--- start DATA TO PROCESS ---
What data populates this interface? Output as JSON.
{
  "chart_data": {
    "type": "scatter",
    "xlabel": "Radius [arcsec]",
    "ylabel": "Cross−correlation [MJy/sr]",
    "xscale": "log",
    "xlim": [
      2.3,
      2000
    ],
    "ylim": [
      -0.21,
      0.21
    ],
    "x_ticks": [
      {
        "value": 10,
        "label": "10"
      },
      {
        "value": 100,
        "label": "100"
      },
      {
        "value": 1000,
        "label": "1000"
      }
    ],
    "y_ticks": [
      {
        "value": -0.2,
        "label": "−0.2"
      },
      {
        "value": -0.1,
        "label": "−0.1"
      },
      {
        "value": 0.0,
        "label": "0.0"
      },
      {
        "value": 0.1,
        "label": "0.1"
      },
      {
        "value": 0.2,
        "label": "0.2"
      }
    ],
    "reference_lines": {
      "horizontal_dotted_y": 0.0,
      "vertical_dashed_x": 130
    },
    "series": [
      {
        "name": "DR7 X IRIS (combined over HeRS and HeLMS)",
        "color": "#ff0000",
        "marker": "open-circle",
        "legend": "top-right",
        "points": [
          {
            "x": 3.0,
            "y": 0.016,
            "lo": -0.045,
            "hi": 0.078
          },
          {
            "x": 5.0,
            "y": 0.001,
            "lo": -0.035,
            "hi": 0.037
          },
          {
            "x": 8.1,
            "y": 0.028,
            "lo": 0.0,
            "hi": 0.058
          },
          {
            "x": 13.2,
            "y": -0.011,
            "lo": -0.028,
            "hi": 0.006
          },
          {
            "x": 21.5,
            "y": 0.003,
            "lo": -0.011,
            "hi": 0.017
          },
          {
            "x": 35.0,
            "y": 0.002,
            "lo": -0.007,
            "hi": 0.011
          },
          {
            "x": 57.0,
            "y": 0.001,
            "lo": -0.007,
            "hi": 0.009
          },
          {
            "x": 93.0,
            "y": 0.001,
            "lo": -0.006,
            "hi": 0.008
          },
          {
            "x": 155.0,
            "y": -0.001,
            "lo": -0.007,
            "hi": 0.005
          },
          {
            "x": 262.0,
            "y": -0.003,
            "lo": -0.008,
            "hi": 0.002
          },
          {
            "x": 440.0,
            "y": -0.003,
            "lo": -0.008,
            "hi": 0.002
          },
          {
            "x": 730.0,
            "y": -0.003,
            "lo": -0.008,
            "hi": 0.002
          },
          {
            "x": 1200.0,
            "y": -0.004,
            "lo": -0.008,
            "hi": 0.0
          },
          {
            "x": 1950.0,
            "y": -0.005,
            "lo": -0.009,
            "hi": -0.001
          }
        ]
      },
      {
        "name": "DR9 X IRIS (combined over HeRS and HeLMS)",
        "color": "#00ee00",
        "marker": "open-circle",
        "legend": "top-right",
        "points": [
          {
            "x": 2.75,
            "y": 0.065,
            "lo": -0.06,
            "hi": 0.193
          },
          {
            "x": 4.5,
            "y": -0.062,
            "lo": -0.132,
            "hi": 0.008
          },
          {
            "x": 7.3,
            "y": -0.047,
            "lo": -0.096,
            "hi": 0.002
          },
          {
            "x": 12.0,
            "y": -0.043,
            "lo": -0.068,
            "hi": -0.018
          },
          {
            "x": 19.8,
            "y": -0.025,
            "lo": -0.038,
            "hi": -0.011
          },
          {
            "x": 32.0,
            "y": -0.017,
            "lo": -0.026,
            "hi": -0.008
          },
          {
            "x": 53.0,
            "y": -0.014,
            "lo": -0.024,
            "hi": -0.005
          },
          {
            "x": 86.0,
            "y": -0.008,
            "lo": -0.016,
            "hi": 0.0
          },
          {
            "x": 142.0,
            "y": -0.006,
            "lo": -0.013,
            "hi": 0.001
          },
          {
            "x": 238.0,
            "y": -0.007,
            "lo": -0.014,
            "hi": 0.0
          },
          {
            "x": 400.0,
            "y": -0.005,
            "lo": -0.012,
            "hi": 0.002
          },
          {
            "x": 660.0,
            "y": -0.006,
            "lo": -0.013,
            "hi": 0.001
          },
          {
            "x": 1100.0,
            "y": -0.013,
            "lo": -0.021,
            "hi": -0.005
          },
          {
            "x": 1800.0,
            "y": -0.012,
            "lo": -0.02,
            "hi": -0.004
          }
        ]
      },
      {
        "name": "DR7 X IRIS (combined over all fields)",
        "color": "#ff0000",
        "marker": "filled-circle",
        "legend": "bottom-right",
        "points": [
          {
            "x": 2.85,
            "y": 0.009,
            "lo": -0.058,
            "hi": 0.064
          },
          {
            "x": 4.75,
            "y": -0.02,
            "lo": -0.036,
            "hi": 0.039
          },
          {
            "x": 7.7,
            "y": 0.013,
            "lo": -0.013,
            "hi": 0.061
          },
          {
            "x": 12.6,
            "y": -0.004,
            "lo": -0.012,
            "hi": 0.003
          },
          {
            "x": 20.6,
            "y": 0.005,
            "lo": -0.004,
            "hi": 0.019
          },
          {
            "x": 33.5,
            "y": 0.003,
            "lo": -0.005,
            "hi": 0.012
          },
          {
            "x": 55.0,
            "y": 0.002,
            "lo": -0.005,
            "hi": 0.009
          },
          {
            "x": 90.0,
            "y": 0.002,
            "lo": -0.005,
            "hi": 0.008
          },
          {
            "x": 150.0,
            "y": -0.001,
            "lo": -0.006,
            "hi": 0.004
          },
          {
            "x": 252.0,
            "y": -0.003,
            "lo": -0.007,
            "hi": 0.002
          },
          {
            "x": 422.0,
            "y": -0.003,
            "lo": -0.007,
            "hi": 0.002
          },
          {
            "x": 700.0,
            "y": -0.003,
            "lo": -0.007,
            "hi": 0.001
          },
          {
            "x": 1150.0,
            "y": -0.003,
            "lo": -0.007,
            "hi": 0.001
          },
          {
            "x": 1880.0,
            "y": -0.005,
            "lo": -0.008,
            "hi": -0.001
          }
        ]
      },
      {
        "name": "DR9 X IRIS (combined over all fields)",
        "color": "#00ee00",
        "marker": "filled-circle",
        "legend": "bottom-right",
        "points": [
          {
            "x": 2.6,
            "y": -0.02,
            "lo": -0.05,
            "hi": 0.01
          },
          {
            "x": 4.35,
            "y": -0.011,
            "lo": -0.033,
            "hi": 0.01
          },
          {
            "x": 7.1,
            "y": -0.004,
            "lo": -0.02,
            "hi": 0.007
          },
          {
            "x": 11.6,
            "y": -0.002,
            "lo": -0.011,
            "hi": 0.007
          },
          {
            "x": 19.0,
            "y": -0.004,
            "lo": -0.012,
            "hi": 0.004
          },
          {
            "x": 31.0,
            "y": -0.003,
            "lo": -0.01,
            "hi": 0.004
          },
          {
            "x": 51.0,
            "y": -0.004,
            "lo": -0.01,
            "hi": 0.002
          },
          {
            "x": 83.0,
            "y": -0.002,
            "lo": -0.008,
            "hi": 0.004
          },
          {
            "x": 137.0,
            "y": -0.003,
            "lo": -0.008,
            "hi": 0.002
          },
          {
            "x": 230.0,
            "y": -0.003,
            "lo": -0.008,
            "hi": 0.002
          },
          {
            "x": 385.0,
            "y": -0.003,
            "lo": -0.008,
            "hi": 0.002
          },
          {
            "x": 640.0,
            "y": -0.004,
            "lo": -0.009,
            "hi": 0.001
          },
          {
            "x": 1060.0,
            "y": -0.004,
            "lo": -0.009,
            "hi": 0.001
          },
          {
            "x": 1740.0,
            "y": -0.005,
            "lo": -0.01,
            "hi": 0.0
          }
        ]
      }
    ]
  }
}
--- end DATA TO PROCESS ---
WHAT NEEDS TO BE DONE ▸ Copy out every line of the listing that includes the string "HeRS".

SOLUTION TO THE EXERCISE ▸
        "name": "DR7 X IRIS (combined over HeRS and HeLMS)",
        "name": "DR9 X IRIS (combined over HeRS and HeLMS)",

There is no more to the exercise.